Data for processing ::
|---|

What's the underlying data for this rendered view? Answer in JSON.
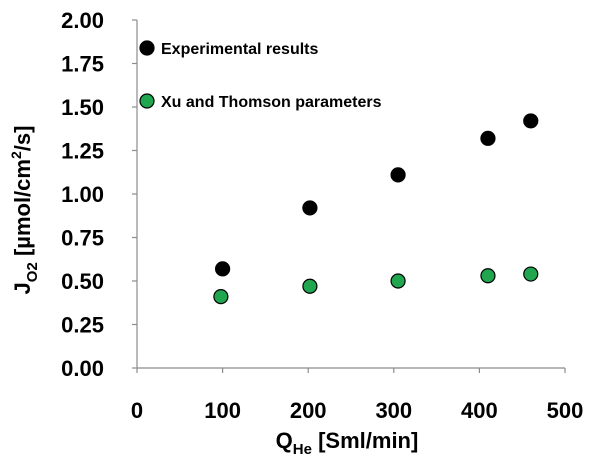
{
  "chart_data": {
    "type": "scatter",
    "xlabel": {
      "main": "Q",
      "sub": "He",
      "rest": " [Sml/min]"
    },
    "ylabel": {
      "main": "J",
      "sub": "O2",
      "rest1": " [µmol/cm",
      "sup": "2",
      "rest2": "/s]"
    },
    "xlim": [
      0,
      500
    ],
    "ylim": [
      0,
      2
    ],
    "xticks": [
      0,
      100,
      200,
      300,
      400,
      500
    ],
    "xtick_labels": [
      "0",
      "100",
      "200",
      "300",
      "400",
      "500"
    ],
    "yticks": [
      0,
      0.25,
      0.5,
      0.75,
      1.0,
      1.25,
      1.5,
      1.75,
      2.0
    ],
    "ytick_labels": [
      "0.00",
      "0.25",
      "0.50",
      "0.75",
      "1.00",
      "1.25",
      "1.50",
      "1.75",
      "2.00"
    ],
    "grid": false,
    "legend_position": "top-left",
    "series": [
      {
        "name": "Experimental results",
        "color": "#000000",
        "x": [
          100,
          202,
          305,
          410,
          460
        ],
        "y": [
          0.57,
          0.92,
          1.11,
          1.32,
          1.42
        ]
      },
      {
        "name": "Xu and Thomson parameters",
        "color": "#1fa64f",
        "x": [
          98,
          202,
          305,
          410,
          460
        ],
        "y": [
          0.41,
          0.47,
          0.5,
          0.53,
          0.54
        ]
      }
    ]
  }
}
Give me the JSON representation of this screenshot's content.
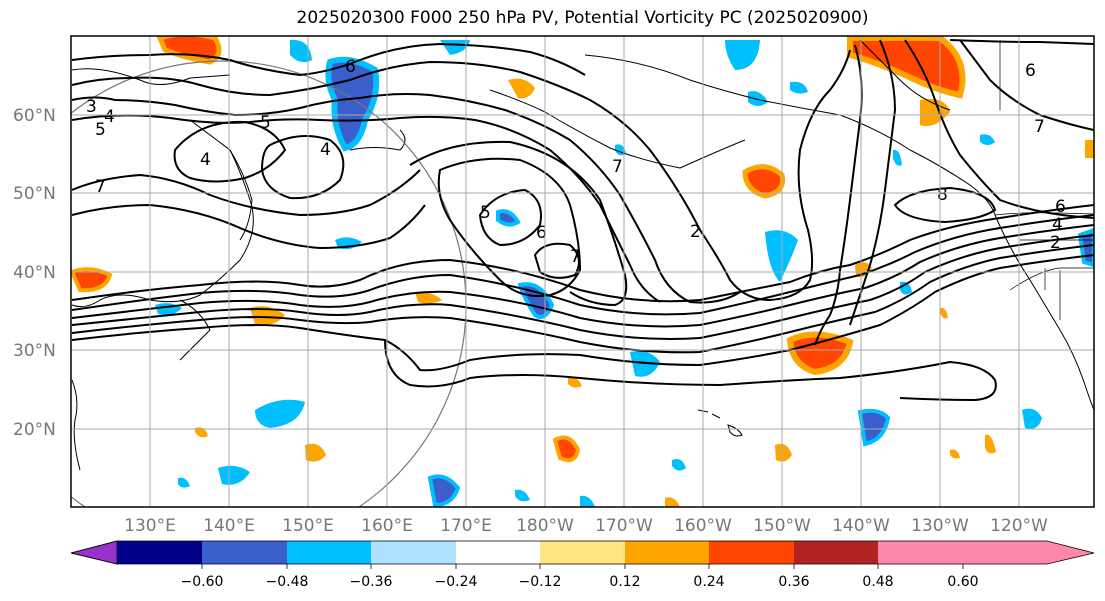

|---|

Exercise instructions :: Make an exact copy of the records shown above, without the pictures.

Exercise solution ::
What's the underlying data for this rendered view? Answer in JSON.
{
  "chart_data": {
    "type": "scatter",
    "xlabel": {
      "main": "Q",
      "sub": "He",
      "rest": " [Sml/min]"
    },
    "ylabel": {
      "main": "J",
      "sub": "O2",
      "rest1": " [µmol/cm",
      "sup": "2",
      "rest2": "/s]"
    },
    "xlim": [
      0,
      500
    ],
    "ylim": [
      0,
      2
    ],
    "xticks": [
      0,
      100,
      200,
      300,
      400,
      500
    ],
    "xtick_labels": [
      "0",
      "100",
      "200",
      "300",
      "400",
      "500"
    ],
    "yticks": [
      0,
      0.25,
      0.5,
      0.75,
      1.0,
      1.25,
      1.5,
      1.75,
      2.0
    ],
    "ytick_labels": [
      "0.00",
      "0.25",
      "0.50",
      "0.75",
      "1.00",
      "1.25",
      "1.50",
      "1.75",
      "2.00"
    ],
    "grid": false,
    "legend_position": "top-left",
    "series": [
      {
        "name": "Experimental results",
        "color": "#000000",
        "x": [
          100,
          202,
          305,
          410,
          460
        ],
        "y": [
          0.57,
          0.92,
          1.11,
          1.32,
          1.42
        ]
      },
      {
        "name": "Xu and Thomson parameters",
        "color": "#1fa64f",
        "x": [
          98,
          202,
          305,
          410,
          460
        ],
        "y": [
          0.41,
          0.47,
          0.5,
          0.53,
          0.54
        ]
      }
    ]
  }
}
Give me the JSON representation of this screenshot's content.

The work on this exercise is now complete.